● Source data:

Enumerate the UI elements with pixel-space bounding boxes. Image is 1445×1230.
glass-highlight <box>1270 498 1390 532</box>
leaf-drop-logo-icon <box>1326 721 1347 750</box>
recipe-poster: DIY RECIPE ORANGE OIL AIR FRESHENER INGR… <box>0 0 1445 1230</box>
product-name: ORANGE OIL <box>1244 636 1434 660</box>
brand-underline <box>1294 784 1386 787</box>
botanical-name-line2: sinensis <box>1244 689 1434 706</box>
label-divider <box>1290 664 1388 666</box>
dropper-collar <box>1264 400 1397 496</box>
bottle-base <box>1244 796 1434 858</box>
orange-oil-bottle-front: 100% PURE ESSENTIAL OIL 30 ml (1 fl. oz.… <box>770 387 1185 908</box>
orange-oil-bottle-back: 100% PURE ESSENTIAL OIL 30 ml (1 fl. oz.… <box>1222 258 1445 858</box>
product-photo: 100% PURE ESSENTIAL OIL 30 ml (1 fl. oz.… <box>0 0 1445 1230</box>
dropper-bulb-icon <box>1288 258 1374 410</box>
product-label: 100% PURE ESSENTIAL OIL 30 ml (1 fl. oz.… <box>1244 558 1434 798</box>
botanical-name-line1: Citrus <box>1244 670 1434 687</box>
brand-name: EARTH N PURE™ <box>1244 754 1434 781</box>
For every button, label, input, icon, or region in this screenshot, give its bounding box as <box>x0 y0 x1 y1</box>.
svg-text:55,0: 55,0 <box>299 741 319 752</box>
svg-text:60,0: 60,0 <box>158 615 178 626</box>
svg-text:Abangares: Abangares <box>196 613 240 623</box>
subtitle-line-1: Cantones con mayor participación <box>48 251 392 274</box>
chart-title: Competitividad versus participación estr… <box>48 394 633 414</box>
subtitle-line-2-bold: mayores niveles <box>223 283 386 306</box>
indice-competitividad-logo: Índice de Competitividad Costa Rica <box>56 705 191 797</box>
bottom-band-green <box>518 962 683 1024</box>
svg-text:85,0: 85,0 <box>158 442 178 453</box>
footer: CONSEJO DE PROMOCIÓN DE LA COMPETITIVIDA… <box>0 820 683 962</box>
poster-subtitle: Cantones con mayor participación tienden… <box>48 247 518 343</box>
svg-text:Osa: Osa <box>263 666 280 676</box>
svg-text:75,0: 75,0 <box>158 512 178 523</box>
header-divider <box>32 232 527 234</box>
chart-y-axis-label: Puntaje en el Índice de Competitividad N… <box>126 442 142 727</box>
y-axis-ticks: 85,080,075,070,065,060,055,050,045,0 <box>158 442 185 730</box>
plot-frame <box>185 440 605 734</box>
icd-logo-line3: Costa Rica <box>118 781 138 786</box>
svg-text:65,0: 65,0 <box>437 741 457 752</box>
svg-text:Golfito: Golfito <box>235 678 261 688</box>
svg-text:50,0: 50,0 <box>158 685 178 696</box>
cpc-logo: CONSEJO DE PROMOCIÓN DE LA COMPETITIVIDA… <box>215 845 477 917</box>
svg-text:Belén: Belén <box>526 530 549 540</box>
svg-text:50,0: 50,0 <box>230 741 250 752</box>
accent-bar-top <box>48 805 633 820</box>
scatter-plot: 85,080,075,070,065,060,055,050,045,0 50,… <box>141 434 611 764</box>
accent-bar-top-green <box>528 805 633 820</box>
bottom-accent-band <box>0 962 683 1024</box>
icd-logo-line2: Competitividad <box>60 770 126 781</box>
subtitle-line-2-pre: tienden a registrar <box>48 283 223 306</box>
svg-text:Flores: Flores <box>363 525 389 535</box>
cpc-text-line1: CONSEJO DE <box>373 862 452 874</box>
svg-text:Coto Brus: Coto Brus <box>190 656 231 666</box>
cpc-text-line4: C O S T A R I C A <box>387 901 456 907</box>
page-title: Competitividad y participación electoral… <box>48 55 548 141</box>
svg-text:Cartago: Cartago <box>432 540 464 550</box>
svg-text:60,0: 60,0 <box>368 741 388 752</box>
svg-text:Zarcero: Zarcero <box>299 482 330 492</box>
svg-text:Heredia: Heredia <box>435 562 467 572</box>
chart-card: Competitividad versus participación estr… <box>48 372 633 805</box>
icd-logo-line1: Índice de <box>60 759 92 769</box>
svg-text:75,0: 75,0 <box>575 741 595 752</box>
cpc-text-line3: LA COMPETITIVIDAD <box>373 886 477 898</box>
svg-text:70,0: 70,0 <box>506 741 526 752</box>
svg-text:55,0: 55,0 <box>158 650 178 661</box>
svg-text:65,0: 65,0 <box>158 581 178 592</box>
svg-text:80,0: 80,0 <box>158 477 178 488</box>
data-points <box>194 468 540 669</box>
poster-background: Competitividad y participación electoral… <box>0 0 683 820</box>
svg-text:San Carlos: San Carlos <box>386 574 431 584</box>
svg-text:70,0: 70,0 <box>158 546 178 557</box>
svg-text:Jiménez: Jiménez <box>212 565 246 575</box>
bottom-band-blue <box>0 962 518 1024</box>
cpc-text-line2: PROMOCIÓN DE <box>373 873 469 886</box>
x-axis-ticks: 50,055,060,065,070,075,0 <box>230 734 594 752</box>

● SHORT PROBLEM:
Copy the lines above word for word, all of them.

● WRITTEN RESPONSE:
Enumerate the UI elements with pixel-space bounding boxes. Image is 1445×1230.
glass-highlight <box>1270 498 1390 532</box>
leaf-drop-logo-icon <box>1326 721 1347 750</box>
recipe-poster: DIY RECIPE ORANGE OIL AIR FRESHENER INGR… <box>0 0 1445 1230</box>
product-name: ORANGE OIL <box>1244 636 1434 660</box>
brand-underline <box>1294 784 1386 787</box>
botanical-name-line2: sinensis <box>1244 689 1434 706</box>
label-divider <box>1290 664 1388 666</box>
dropper-collar <box>1264 400 1397 496</box>
bottle-base <box>1244 796 1434 858</box>
orange-oil-bottle-front: 100% PURE ESSENTIAL OIL 30 ml (1 fl. oz.… <box>770 387 1185 908</box>
orange-oil-bottle-back: 100% PURE ESSENTIAL OIL 30 ml (1 fl. oz.… <box>1222 258 1445 858</box>
product-photo: 100% PURE ESSENTIAL OIL 30 ml (1 fl. oz.… <box>0 0 1445 1230</box>
dropper-bulb-icon <box>1288 258 1374 410</box>
product-label: 100% PURE ESSENTIAL OIL 30 ml (1 fl. oz.… <box>1244 558 1434 798</box>
botanical-name-line1: Citrus <box>1244 670 1434 687</box>
brand-name: EARTH N PURE™ <box>1244 754 1434 781</box>
For every button, label, input, icon, or region in this screenshot, give its bounding box as <box>x0 y0 x1 y1</box>.
svg-text:55,0: 55,0 <box>299 741 319 752</box>
svg-text:60,0: 60,0 <box>158 615 178 626</box>
svg-text:Abangares: Abangares <box>196 613 240 623</box>
subtitle-line-1: Cantones con mayor participación <box>48 251 392 274</box>
chart-title: Competitividad versus participación estr… <box>48 394 633 414</box>
subtitle-line-2-bold: mayores niveles <box>223 283 386 306</box>
indice-competitividad-logo: Índice de Competitividad Costa Rica <box>56 705 191 797</box>
bottom-band-green <box>518 962 683 1024</box>
svg-text:85,0: 85,0 <box>158 442 178 453</box>
footer: CONSEJO DE PROMOCIÓN DE LA COMPETITIVIDA… <box>0 820 683 962</box>
poster-subtitle: Cantones con mayor participación tienden… <box>48 247 518 343</box>
svg-text:Osa: Osa <box>263 666 280 676</box>
svg-text:75,0: 75,0 <box>158 512 178 523</box>
header-divider <box>32 232 527 234</box>
chart-y-axis-label: Puntaje en el Índice de Competitividad N… <box>126 442 142 727</box>
y-axis-ticks: 85,080,075,070,065,060,055,050,045,0 <box>158 442 185 730</box>
plot-frame <box>185 440 605 734</box>
icd-logo-line3: Costa Rica <box>118 781 138 786</box>
svg-text:65,0: 65,0 <box>437 741 457 752</box>
svg-text:Golfito: Golfito <box>235 678 261 688</box>
svg-text:50,0: 50,0 <box>158 685 178 696</box>
cpc-logo: CONSEJO DE PROMOCIÓN DE LA COMPETITIVIDA… <box>215 845 477 917</box>
svg-text:Belén: Belén <box>526 530 549 540</box>
svg-text:50,0: 50,0 <box>230 741 250 752</box>
accent-bar-top <box>48 805 633 820</box>
scatter-plot: 85,080,075,070,065,060,055,050,045,0 50,… <box>141 434 611 764</box>
accent-bar-top-green <box>528 805 633 820</box>
bottom-accent-band <box>0 962 683 1024</box>
icd-logo-line2: Competitividad <box>60 770 126 781</box>
subtitle-line-2-pre: tienden a registrar <box>48 283 223 306</box>
svg-text:Flores: Flores <box>363 525 389 535</box>
cpc-text-line1: CONSEJO DE <box>373 862 452 874</box>
svg-text:Coto Brus: Coto Brus <box>190 656 231 666</box>
cpc-text-line4: C O S T A R I C A <box>387 901 456 907</box>
page-title: Competitividad y participación electoral… <box>48 55 548 141</box>
svg-text:Cartago: Cartago <box>432 540 464 550</box>
svg-text:60,0: 60,0 <box>368 741 388 752</box>
svg-text:Zarcero: Zarcero <box>299 482 330 492</box>
svg-text:Heredia: Heredia <box>435 562 467 572</box>
chart-card: Competitividad versus participación estr… <box>48 372 633 805</box>
icd-logo-line1: Índice de <box>60 759 92 769</box>
svg-text:75,0: 75,0 <box>575 741 595 752</box>
cpc-text-line3: LA COMPETITIVIDAD <box>373 886 477 898</box>
svg-text:70,0: 70,0 <box>506 741 526 752</box>
svg-text:55,0: 55,0 <box>158 650 178 661</box>
svg-text:65,0: 65,0 <box>158 581 178 592</box>
svg-text:80,0: 80,0 <box>158 477 178 488</box>
data-points <box>194 468 540 669</box>
poster-background: Competitividad y participación electoral… <box>0 0 683 820</box>
svg-text:San Carlos: San Carlos <box>386 574 431 584</box>
svg-text:70,0: 70,0 <box>158 546 178 557</box>
svg-text:Jiménez: Jiménez <box>212 565 246 575</box>
bottom-band-blue <box>0 962 518 1024</box>
cpc-text-line2: PROMOCIÓN DE <box>373 873 469 886</box>
x-axis-ticks: 50,055,060,065,070,075,0 <box>230 734 594 752</box>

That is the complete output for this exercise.